#### Request
Check every line below for the string "JSON", and copy the lines that contain it.

#### Task data
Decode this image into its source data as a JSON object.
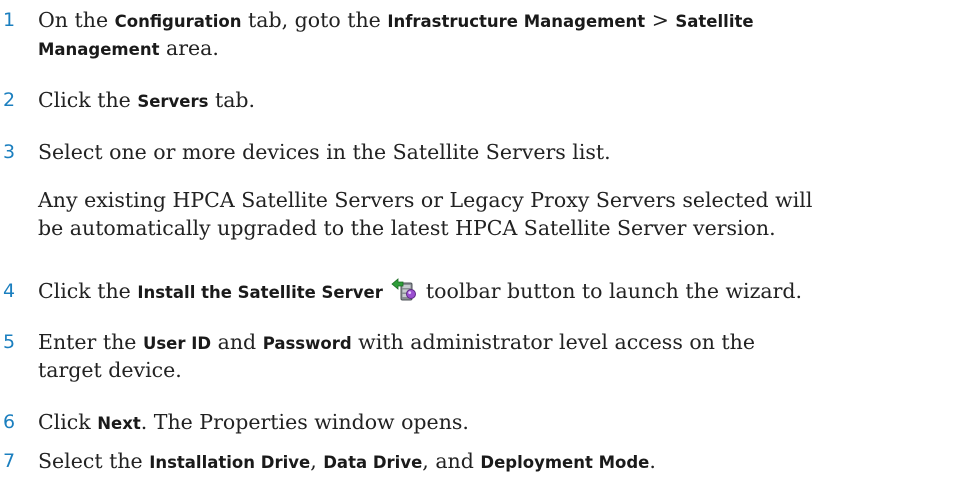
{
  "steps": [
    {
      "num": "1",
      "line1": {
        "t1": "On the ",
        "b1": "Configuration",
        "t2": " tab, goto the ",
        "b2": "Infrastructure Management",
        "t3": " > ",
        "b3": "Satellite"
      },
      "line2": {
        "b1": "Management",
        "t1": " area."
      }
    },
    {
      "num": "2",
      "t1": "Click the ",
      "b1": "Servers",
      "t2": " tab."
    },
    {
      "num": "3",
      "t1": "Select one or more devices in the Satellite Servers list.",
      "note_line1": "Any existing HPCA Satellite Servers or Legacy Proxy Servers selected will",
      "note_line2": "be automatically upgraded to the latest HPCA Satellite Server version."
    },
    {
      "num": "4",
      "t1": "Click the ",
      "b1": "Install the Satellite Server",
      "icon": "install-satellite-server-icon",
      "t2": " toolbar button to launch the wizard."
    },
    {
      "num": "5",
      "line1": {
        "t1": "Enter the ",
        "b1": "User ID",
        "t2": " and ",
        "b2": "Password",
        "t3": " with administrator level access on the"
      },
      "line2": {
        "t1": "target device."
      }
    },
    {
      "num": "6",
      "t1": "Click ",
      "b1": "Next",
      "t2": ". The Properties window opens."
    },
    {
      "num": "7",
      "t1": "Select the ",
      "b1": "Installation Drive",
      "t2": ", ",
      "b2": "Data Drive",
      "t3": ", and ",
      "b3": "Deployment Mode",
      "t4": "."
    }
  ]
}
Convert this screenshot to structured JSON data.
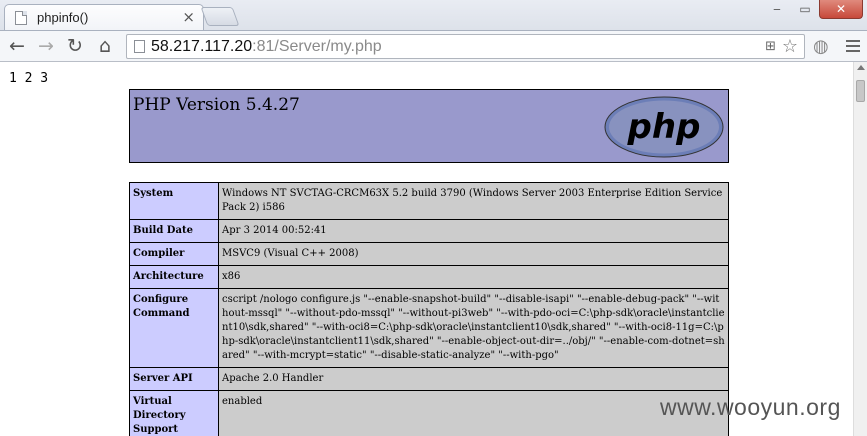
{
  "browser": {
    "tab_title": "phpinfo()",
    "url_host": "58.217.117.20",
    "url_rest": ":81/Server/my.php"
  },
  "page": {
    "prefix_text": "1 2 3",
    "header_title": "PHP Version 5.4.27",
    "logo_text": "php",
    "rows": [
      {
        "label": "System",
        "value": "Windows NT SVCTAG-CRCM63X 5.2 build 3790 (Windows Server 2003 Enterprise Edition Service Pack 2) i586"
      },
      {
        "label": "Build Date",
        "value": "Apr 3 2014 00:52:41"
      },
      {
        "label": "Compiler",
        "value": "MSVC9 (Visual C++ 2008)"
      },
      {
        "label": "Architecture",
        "value": "x86"
      },
      {
        "label": "Configure Command",
        "value": "cscript /nologo configure.js \"--enable-snapshot-build\" \"--disable-isapi\" \"--enable-debug-pack\" \"--without-mssql\" \"--without-pdo-mssql\" \"--without-pi3web\" \"--with-pdo-oci=C:\\php-sdk\\oracle\\instantclient10\\sdk,shared\" \"--with-oci8=C:\\php-sdk\\oracle\\instantclient10\\sdk,shared\" \"--with-oci8-11g=C:\\php-sdk\\oracle\\instantclient11\\sdk,shared\" \"--enable-object-out-dir=../obj/\" \"--enable-com-dotnet=shared\" \"--with-mcrypt=static\" \"--disable-static-analyze\" \"--with-pgo\""
      },
      {
        "label": "Server API",
        "value": "Apache 2.0 Handler"
      },
      {
        "label": "Virtual Directory Support",
        "value": "enabled"
      }
    ]
  },
  "watermark": "www.wooyun.org",
  "colors": {
    "header_bg": "#9999cc",
    "label_bg": "#ccccff",
    "value_bg": "#cccccc"
  }
}
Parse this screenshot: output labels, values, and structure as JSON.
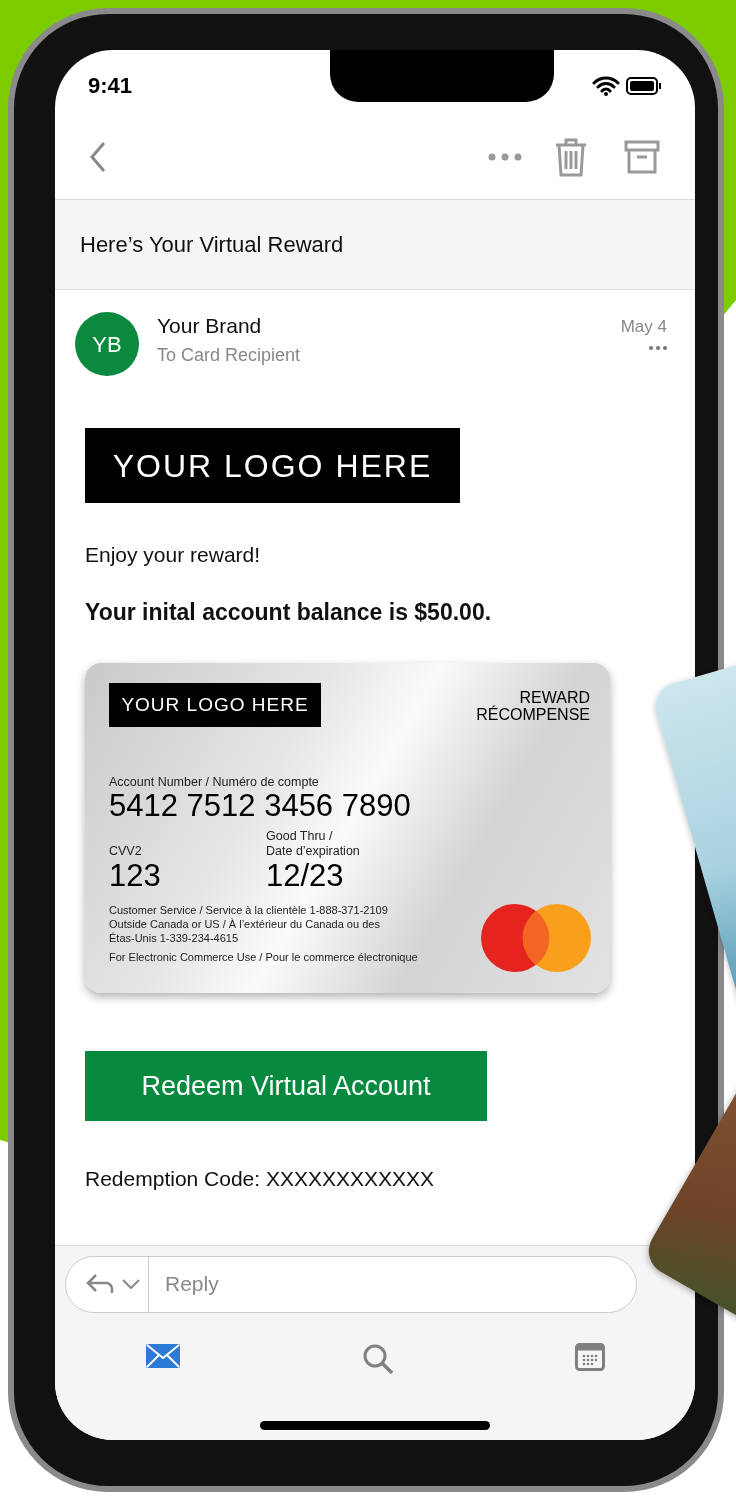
{
  "status_bar": {
    "time": "9:41"
  },
  "subject": "Here’s Your Virtual Reward",
  "sender": {
    "initials": "YB",
    "name": "Your Brand",
    "recipient": "To Card Recipient",
    "date": "May 4"
  },
  "body": {
    "logo_text": "YOUR LOGO HERE",
    "greeting": "Enjoy your reward!",
    "balance": "Your inital account balance is $50.00.",
    "card": {
      "logo_text": "YOUR LOGO HERE",
      "title_lines": [
        "REWARD",
        "RÉCOMPENSE"
      ],
      "account_label": "Account Number / Numéro de compte",
      "account_number": "5412 7512 3456 7890",
      "cvv_label": "CVV2",
      "cvv": "123",
      "expiry_label_lines": [
        "Good Thru /",
        "Date d’expiration"
      ],
      "expiry": "12/23",
      "service_lines": [
        "Customer Service / Service à la clientèle 1-888-371-2109",
        "Outside Canada or US / À l’extérieur du Canada ou des",
        "Étas-Unis 1-339-234-4615"
      ],
      "ecommerce_note": "For Electronic Commerce Use / Pour le commerce électronique"
    },
    "button": "Redeem Virtual Account",
    "redemption_code": "Redemption Code: XXXXXXXXXXXX"
  },
  "reply": {
    "placeholder": "Reply"
  },
  "tab_bar": [
    {
      "kind": "mail",
      "selected": true
    },
    {
      "kind": "search",
      "selected": false
    },
    {
      "kind": "calendar",
      "selected": false
    }
  ]
}
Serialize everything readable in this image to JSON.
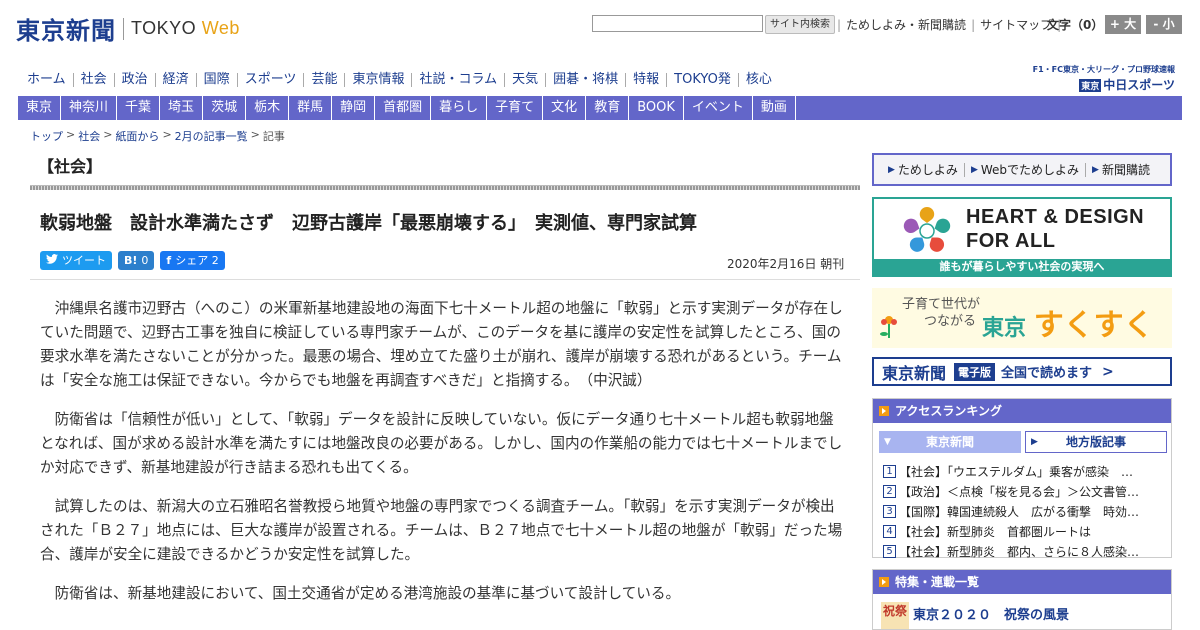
{
  "header": {
    "logo_jp": "東京新聞",
    "logo_en_main": "TOKYO",
    "logo_en_web": "Web",
    "search_button": "サイト内検索",
    "search_value": "",
    "util_links": [
      "ためしよみ・新聞購読",
      "サイトマップ"
    ],
    "font_size_label": "文字（0）",
    "font_large": "+ 大",
    "font_small": "- 小"
  },
  "main_nav": [
    "ホーム",
    "社会",
    "政治",
    "経済",
    "国際",
    "スポーツ",
    "芸能",
    "東京情報",
    "社説・コラム",
    "天気",
    "囲碁・将棋",
    "特報",
    "TOKYO発",
    "核心"
  ],
  "chunichi": {
    "top": "F1・FC東京・大リーグ・プロ野球速報",
    "badge": "東京",
    "name": "中日スポーツ"
  },
  "sub_nav": [
    "東京",
    "神奈川",
    "千葉",
    "埼玉",
    "茨城",
    "栃木",
    "群馬",
    "静岡",
    "首都圏",
    "暮らし",
    "子育て",
    "文化",
    "教育",
    "BOOK",
    "イベント",
    "動画"
  ],
  "breadcrumb": {
    "items": [
      "トップ",
      "社会",
      "紙面から",
      "2月の記事一覧"
    ],
    "sep": ">",
    "current": "記事"
  },
  "article": {
    "section": "【社会】",
    "headline": "軟弱地盤　設計水準満たさず　辺野古護岸「最悪崩壊する」　実測値、専門家試算",
    "tweet": "ツイート",
    "hatena_icon": "B!",
    "hatena_count": "0",
    "share_icon": "f",
    "share_label": "シェア",
    "share_count": "2",
    "date": "2020年2月16日 朝刊",
    "paragraphs": [
      "沖縄県名護市辺野古（へのこ）の米軍新基地建設地の海面下七十メートル超の地盤に「軟弱」と示す実測データが存在していた問題で、辺野古工事を独自に検証している専門家チームが、このデータを基に護岸の安定性を試算したところ、国の要求水準を満たさないことが分かった。最悪の場合、埋め立てた盛り土が崩れ、護岸が崩壊する恐れがあるという。チームは「安全な施工は保証できない。今からでも地盤を再調査すべきだ」と指摘する。　（中沢誠）",
      "防衛省は「信頼性が低い」として、「軟弱」データを設計に反映していない。仮にデータ通り七十メートル超も軟弱地盤となれば、国が求める設計水準を満たすには地盤改良の必要がある。しかし、国内の作業船の能力では七十メートルまでしか対応できず、新基地建設が行き詰まる恐れも出てくる。",
      "試算したのは、新潟大の立石雅昭名誉教授ら地質や地盤の専門家でつくる調査チーム。「軟弱」を示す実測データが検出された「Ｂ２７」地点には、巨大な護岸が設置される。チームは、Ｂ２７地点で七十メートル超の地盤が「軟弱」だった場合、護岸が安全に建設できるかどうか安定性を試算した。",
      "防衛省は、新基地建設において、国土交通省が定める港湾施設の基準に基づいて設計している。"
    ]
  },
  "sidebar": {
    "trial_links": [
      "ためしよみ",
      "Webでためしよみ",
      "新聞購読"
    ],
    "heart_line1": "HEART & DESIGN",
    "heart_line2": "FOR ALL",
    "heart_foot": "誰もが暮らしやすい社会の実現へ",
    "suku_small_1": "子育て世代が",
    "suku_small_2": "つながる",
    "suku_tokyo": "東京",
    "suku_word": "すくすく",
    "digital_logo": "東京新聞",
    "digital_badge": "電子版",
    "digital_text": "全国で読めます",
    "ranking_title": "アクセスランキング",
    "ranking_tab_1": "東京新聞",
    "ranking_tab_2": "地方版記事",
    "ranking": [
      {
        "num": "1",
        "text": "【社会】「ウエステルダム」乗客が感染　…"
      },
      {
        "num": "2",
        "text": "【政治】＜点検「桜を見る会」＞公文書管…"
      },
      {
        "num": "3",
        "text": "【国際】韓国連続殺人　広がる衝撃　時効…"
      },
      {
        "num": "4",
        "text": "【社会】新型肺炎　首都圏ルートは"
      },
      {
        "num": "5",
        "text": "【社会】新型肺炎　都内、さらに８人感染…"
      }
    ],
    "features_title": "特集・連載一覧",
    "feature_thumb": "祝祭",
    "feature_item": "東京２０２０　祝祭の風景"
  },
  "colors": {
    "brand_blue": "#1d3e8f",
    "nav_purple": "#6366c9",
    "teal": "#2aa494",
    "orange": "#f39c12"
  }
}
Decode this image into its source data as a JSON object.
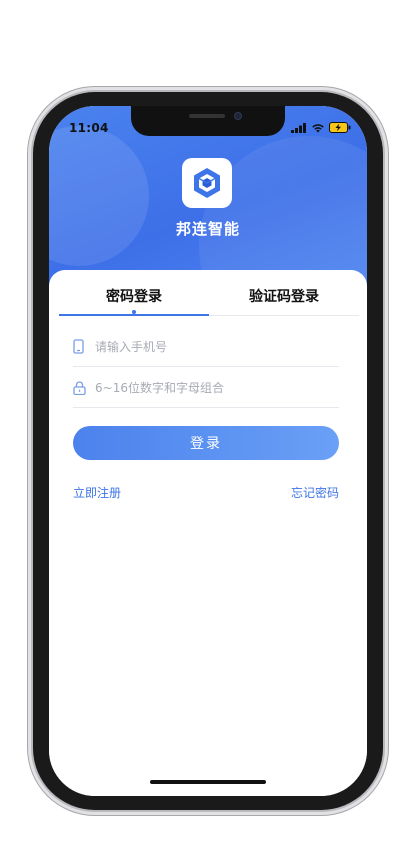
{
  "status_bar": {
    "time": "11:04"
  },
  "app": {
    "name": "邦连智能"
  },
  "tabs": [
    {
      "label": "密码登录",
      "active": true
    },
    {
      "label": "验证码登录",
      "active": false
    }
  ],
  "form": {
    "phone_placeholder": "请输入手机号",
    "password_placeholder": "6~16位数字和字母组合",
    "login_label": "登录"
  },
  "links": {
    "register": "立即注册",
    "forgot": "忘记密码"
  },
  "colors": {
    "accent": "#3d74e8",
    "header": "#4a82ee"
  },
  "icons": {
    "phone_field": "mobile-phone-icon",
    "password_field": "lock-icon"
  }
}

#### Completed task
Decode this image into its source data as a JSON object.
Convert this screenshot to structured JSON data.
Parse this screenshot: output labels, values, and structure as JSON.
Serialize everything readable in this image to JSON.
Decode this image into its source data as a JSON object.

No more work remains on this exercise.